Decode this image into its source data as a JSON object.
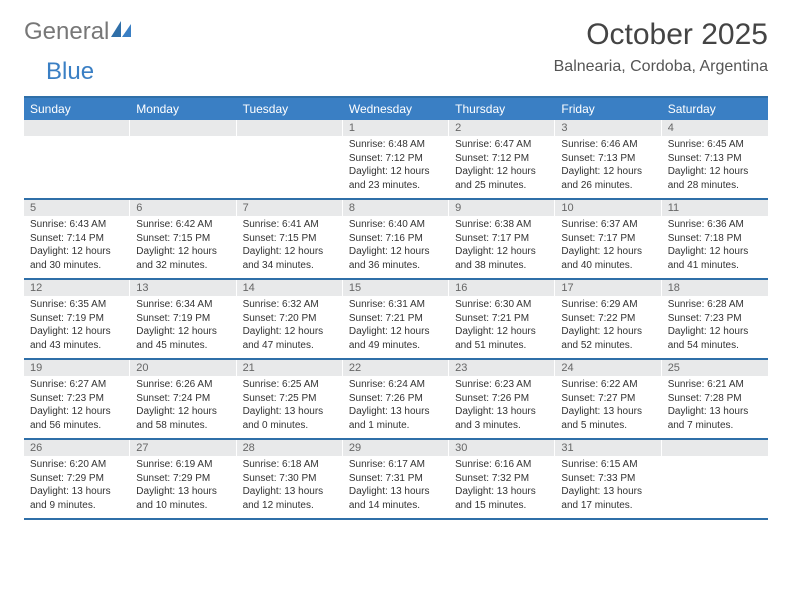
{
  "brand": {
    "part1": "General",
    "part2": "Blue"
  },
  "title": "October 2025",
  "location": "Balnearia, Cordoba, Argentina",
  "colors": {
    "header_bg": "#3a7fc4",
    "header_border": "#2f6fa8",
    "daynum_bg": "#e8e9ea",
    "text": "#333333",
    "muted": "#666666",
    "background": "#ffffff"
  },
  "day_headers": [
    "Sunday",
    "Monday",
    "Tuesday",
    "Wednesday",
    "Thursday",
    "Friday",
    "Saturday"
  ],
  "weeks": [
    [
      {
        "n": "",
        "sunrise": "",
        "sunset": "",
        "daylight": ""
      },
      {
        "n": "",
        "sunrise": "",
        "sunset": "",
        "daylight": ""
      },
      {
        "n": "",
        "sunrise": "",
        "sunset": "",
        "daylight": ""
      },
      {
        "n": "1",
        "sunrise": "Sunrise: 6:48 AM",
        "sunset": "Sunset: 7:12 PM",
        "daylight": "Daylight: 12 hours and 23 minutes."
      },
      {
        "n": "2",
        "sunrise": "Sunrise: 6:47 AM",
        "sunset": "Sunset: 7:12 PM",
        "daylight": "Daylight: 12 hours and 25 minutes."
      },
      {
        "n": "3",
        "sunrise": "Sunrise: 6:46 AM",
        "sunset": "Sunset: 7:13 PM",
        "daylight": "Daylight: 12 hours and 26 minutes."
      },
      {
        "n": "4",
        "sunrise": "Sunrise: 6:45 AM",
        "sunset": "Sunset: 7:13 PM",
        "daylight": "Daylight: 12 hours and 28 minutes."
      }
    ],
    [
      {
        "n": "5",
        "sunrise": "Sunrise: 6:43 AM",
        "sunset": "Sunset: 7:14 PM",
        "daylight": "Daylight: 12 hours and 30 minutes."
      },
      {
        "n": "6",
        "sunrise": "Sunrise: 6:42 AM",
        "sunset": "Sunset: 7:15 PM",
        "daylight": "Daylight: 12 hours and 32 minutes."
      },
      {
        "n": "7",
        "sunrise": "Sunrise: 6:41 AM",
        "sunset": "Sunset: 7:15 PM",
        "daylight": "Daylight: 12 hours and 34 minutes."
      },
      {
        "n": "8",
        "sunrise": "Sunrise: 6:40 AM",
        "sunset": "Sunset: 7:16 PM",
        "daylight": "Daylight: 12 hours and 36 minutes."
      },
      {
        "n": "9",
        "sunrise": "Sunrise: 6:38 AM",
        "sunset": "Sunset: 7:17 PM",
        "daylight": "Daylight: 12 hours and 38 minutes."
      },
      {
        "n": "10",
        "sunrise": "Sunrise: 6:37 AM",
        "sunset": "Sunset: 7:17 PM",
        "daylight": "Daylight: 12 hours and 40 minutes."
      },
      {
        "n": "11",
        "sunrise": "Sunrise: 6:36 AM",
        "sunset": "Sunset: 7:18 PM",
        "daylight": "Daylight: 12 hours and 41 minutes."
      }
    ],
    [
      {
        "n": "12",
        "sunrise": "Sunrise: 6:35 AM",
        "sunset": "Sunset: 7:19 PM",
        "daylight": "Daylight: 12 hours and 43 minutes."
      },
      {
        "n": "13",
        "sunrise": "Sunrise: 6:34 AM",
        "sunset": "Sunset: 7:19 PM",
        "daylight": "Daylight: 12 hours and 45 minutes."
      },
      {
        "n": "14",
        "sunrise": "Sunrise: 6:32 AM",
        "sunset": "Sunset: 7:20 PM",
        "daylight": "Daylight: 12 hours and 47 minutes."
      },
      {
        "n": "15",
        "sunrise": "Sunrise: 6:31 AM",
        "sunset": "Sunset: 7:21 PM",
        "daylight": "Daylight: 12 hours and 49 minutes."
      },
      {
        "n": "16",
        "sunrise": "Sunrise: 6:30 AM",
        "sunset": "Sunset: 7:21 PM",
        "daylight": "Daylight: 12 hours and 51 minutes."
      },
      {
        "n": "17",
        "sunrise": "Sunrise: 6:29 AM",
        "sunset": "Sunset: 7:22 PM",
        "daylight": "Daylight: 12 hours and 52 minutes."
      },
      {
        "n": "18",
        "sunrise": "Sunrise: 6:28 AM",
        "sunset": "Sunset: 7:23 PM",
        "daylight": "Daylight: 12 hours and 54 minutes."
      }
    ],
    [
      {
        "n": "19",
        "sunrise": "Sunrise: 6:27 AM",
        "sunset": "Sunset: 7:23 PM",
        "daylight": "Daylight: 12 hours and 56 minutes."
      },
      {
        "n": "20",
        "sunrise": "Sunrise: 6:26 AM",
        "sunset": "Sunset: 7:24 PM",
        "daylight": "Daylight: 12 hours and 58 minutes."
      },
      {
        "n": "21",
        "sunrise": "Sunrise: 6:25 AM",
        "sunset": "Sunset: 7:25 PM",
        "daylight": "Daylight: 13 hours and 0 minutes."
      },
      {
        "n": "22",
        "sunrise": "Sunrise: 6:24 AM",
        "sunset": "Sunset: 7:26 PM",
        "daylight": "Daylight: 13 hours and 1 minute."
      },
      {
        "n": "23",
        "sunrise": "Sunrise: 6:23 AM",
        "sunset": "Sunset: 7:26 PM",
        "daylight": "Daylight: 13 hours and 3 minutes."
      },
      {
        "n": "24",
        "sunrise": "Sunrise: 6:22 AM",
        "sunset": "Sunset: 7:27 PM",
        "daylight": "Daylight: 13 hours and 5 minutes."
      },
      {
        "n": "25",
        "sunrise": "Sunrise: 6:21 AM",
        "sunset": "Sunset: 7:28 PM",
        "daylight": "Daylight: 13 hours and 7 minutes."
      }
    ],
    [
      {
        "n": "26",
        "sunrise": "Sunrise: 6:20 AM",
        "sunset": "Sunset: 7:29 PM",
        "daylight": "Daylight: 13 hours and 9 minutes."
      },
      {
        "n": "27",
        "sunrise": "Sunrise: 6:19 AM",
        "sunset": "Sunset: 7:29 PM",
        "daylight": "Daylight: 13 hours and 10 minutes."
      },
      {
        "n": "28",
        "sunrise": "Sunrise: 6:18 AM",
        "sunset": "Sunset: 7:30 PM",
        "daylight": "Daylight: 13 hours and 12 minutes."
      },
      {
        "n": "29",
        "sunrise": "Sunrise: 6:17 AM",
        "sunset": "Sunset: 7:31 PM",
        "daylight": "Daylight: 13 hours and 14 minutes."
      },
      {
        "n": "30",
        "sunrise": "Sunrise: 6:16 AM",
        "sunset": "Sunset: 7:32 PM",
        "daylight": "Daylight: 13 hours and 15 minutes."
      },
      {
        "n": "31",
        "sunrise": "Sunrise: 6:15 AM",
        "sunset": "Sunset: 7:33 PM",
        "daylight": "Daylight: 13 hours and 17 minutes."
      },
      {
        "n": "",
        "sunrise": "",
        "sunset": "",
        "daylight": ""
      }
    ]
  ]
}
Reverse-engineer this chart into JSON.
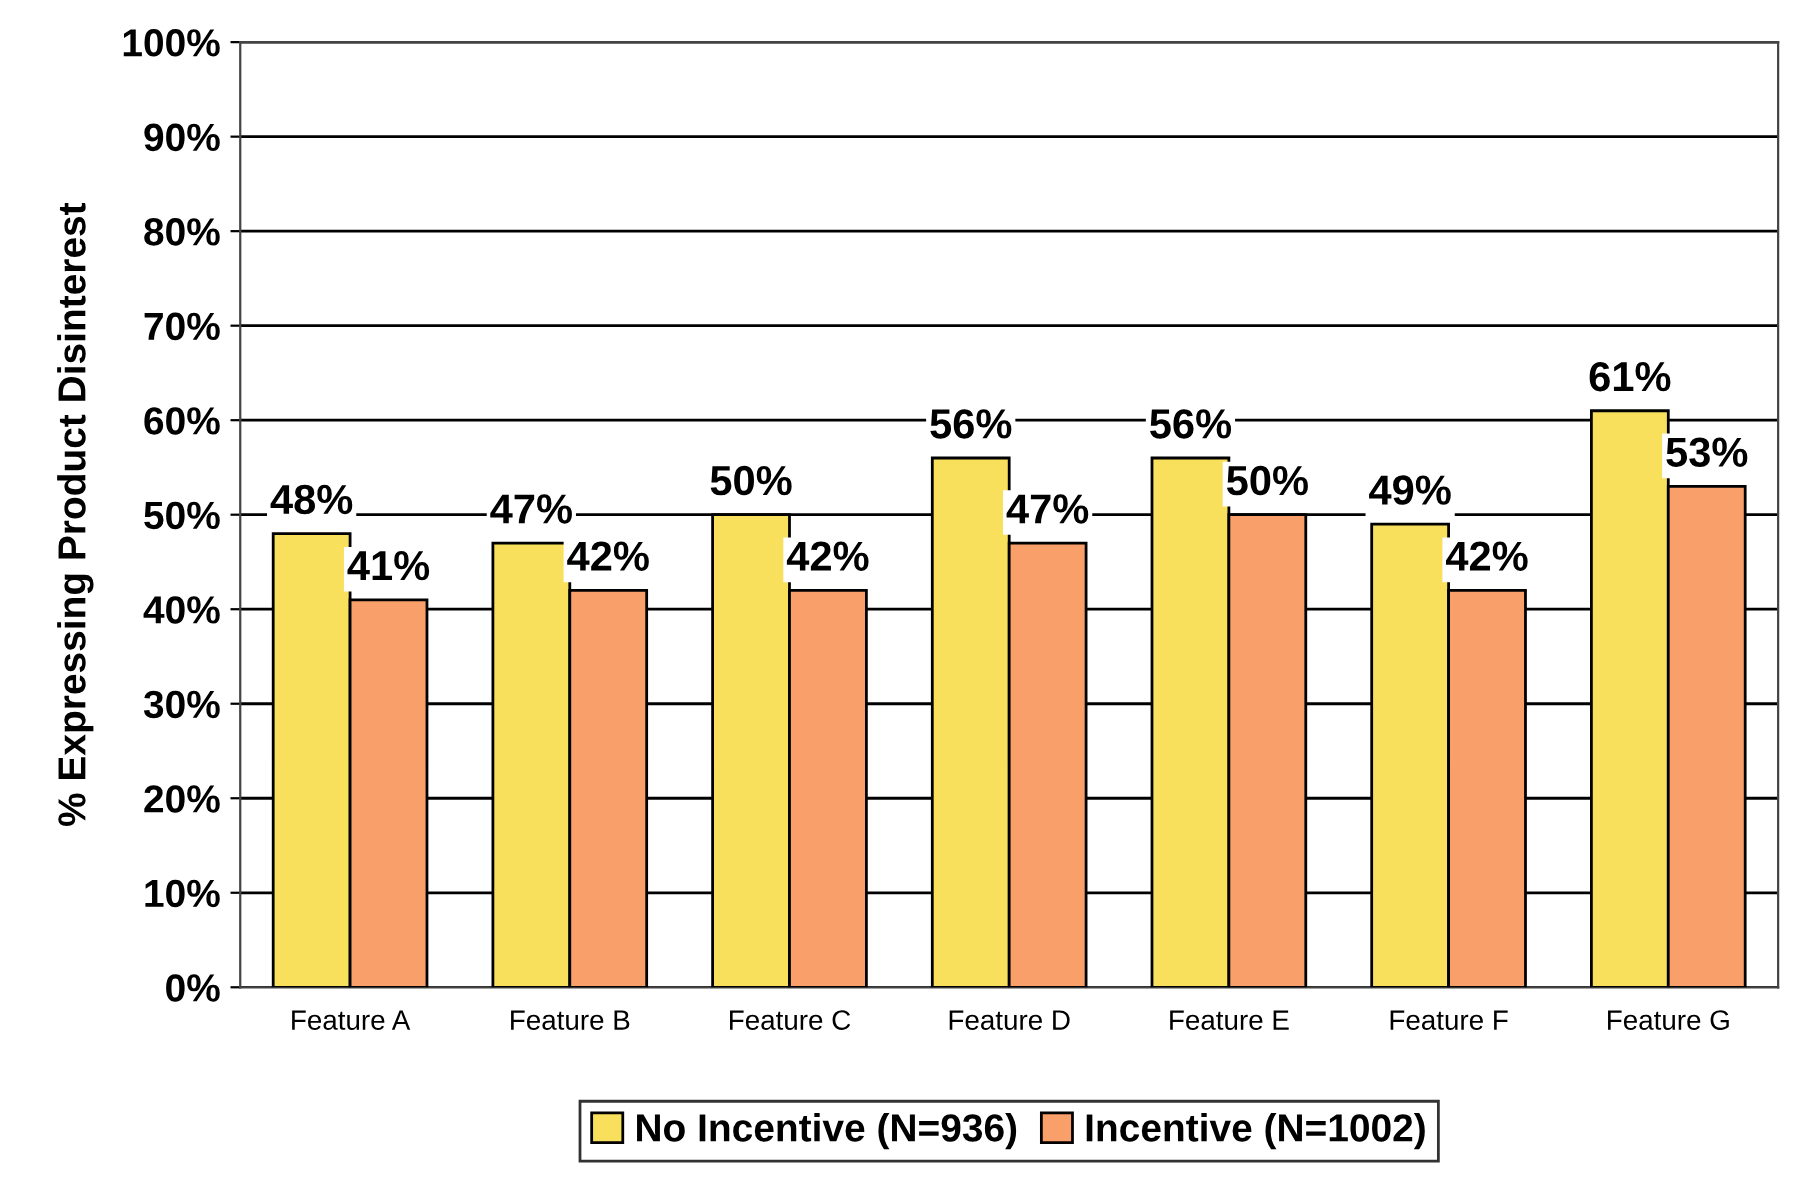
{
  "chart_data": {
    "type": "bar",
    "ylabel": "% Expressing Product Disinterest",
    "categories": [
      "Feature A",
      "Feature B",
      "Feature C",
      "Feature D",
      "Feature E",
      "Feature F",
      "Feature G"
    ],
    "series": [
      {
        "name": "No Incentive (N=936)",
        "color": "#f8df5c",
        "values": [
          48,
          47,
          50,
          56,
          56,
          49,
          61
        ],
        "value_labels": [
          "48%",
          "47%",
          "50%",
          "56%",
          "56%",
          "49%",
          "61%"
        ]
      },
      {
        "name": "Incentive (N=1002)",
        "color": "#f89f6a",
        "values": [
          41,
          42,
          42,
          47,
          50,
          42,
          53
        ],
        "value_labels": [
          "41%",
          "42%",
          "42%",
          "47%",
          "50%",
          "42%",
          "53%"
        ]
      }
    ],
    "ylim": [
      0,
      100
    ],
    "yticks": [
      {
        "value": 0,
        "label": "0%"
      },
      {
        "value": 10,
        "label": "10%"
      },
      {
        "value": 20,
        "label": "20%"
      },
      {
        "value": 30,
        "label": "30%"
      },
      {
        "value": 40,
        "label": "40%"
      },
      {
        "value": 50,
        "label": "50%"
      },
      {
        "value": 60,
        "label": "60%"
      },
      {
        "value": 70,
        "label": "70%"
      },
      {
        "value": 80,
        "label": "80%"
      },
      {
        "value": 90,
        "label": "90%"
      },
      {
        "value": 100,
        "label": "100%"
      }
    ],
    "grid": "y",
    "legend": "bottom"
  }
}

========================================

__The problem__: Leave the pictures out, and please copy only the lines from the one with "Reverse-engineer this chart into JSON." through the end of the listing.

__The reply__:
Reverse-engineer this chart into JSON.
{
  "chart_data": {
    "type": "bar",
    "ylabel": "% Expressing Product Disinterest",
    "categories": [
      "Feature A",
      "Feature B",
      "Feature C",
      "Feature D",
      "Feature E",
      "Feature F",
      "Feature G"
    ],
    "series": [
      {
        "name": "No Incentive (N=936)",
        "color": "#f8df5c",
        "values": [
          48,
          47,
          50,
          56,
          56,
          49,
          61
        ],
        "value_labels": [
          "48%",
          "47%",
          "50%",
          "56%",
          "56%",
          "49%",
          "61%"
        ]
      },
      {
        "name": "Incentive (N=1002)",
        "color": "#f89f6a",
        "values": [
          41,
          42,
          42,
          47,
          50,
          42,
          53
        ],
        "value_labels": [
          "41%",
          "42%",
          "42%",
          "47%",
          "50%",
          "42%",
          "53%"
        ]
      }
    ],
    "ylim": [
      0,
      100
    ],
    "yticks": [
      {
        "value": 0,
        "label": "0%"
      },
      {
        "value": 10,
        "label": "10%"
      },
      {
        "value": 20,
        "label": "20%"
      },
      {
        "value": 30,
        "label": "30%"
      },
      {
        "value": 40,
        "label": "40%"
      },
      {
        "value": 50,
        "label": "50%"
      },
      {
        "value": 60,
        "label": "60%"
      },
      {
        "value": 70,
        "label": "70%"
      },
      {
        "value": 80,
        "label": "80%"
      },
      {
        "value": 90,
        "label": "90%"
      },
      {
        "value": 100,
        "label": "100%"
      }
    ],
    "grid": "y",
    "legend": "bottom"
  }
}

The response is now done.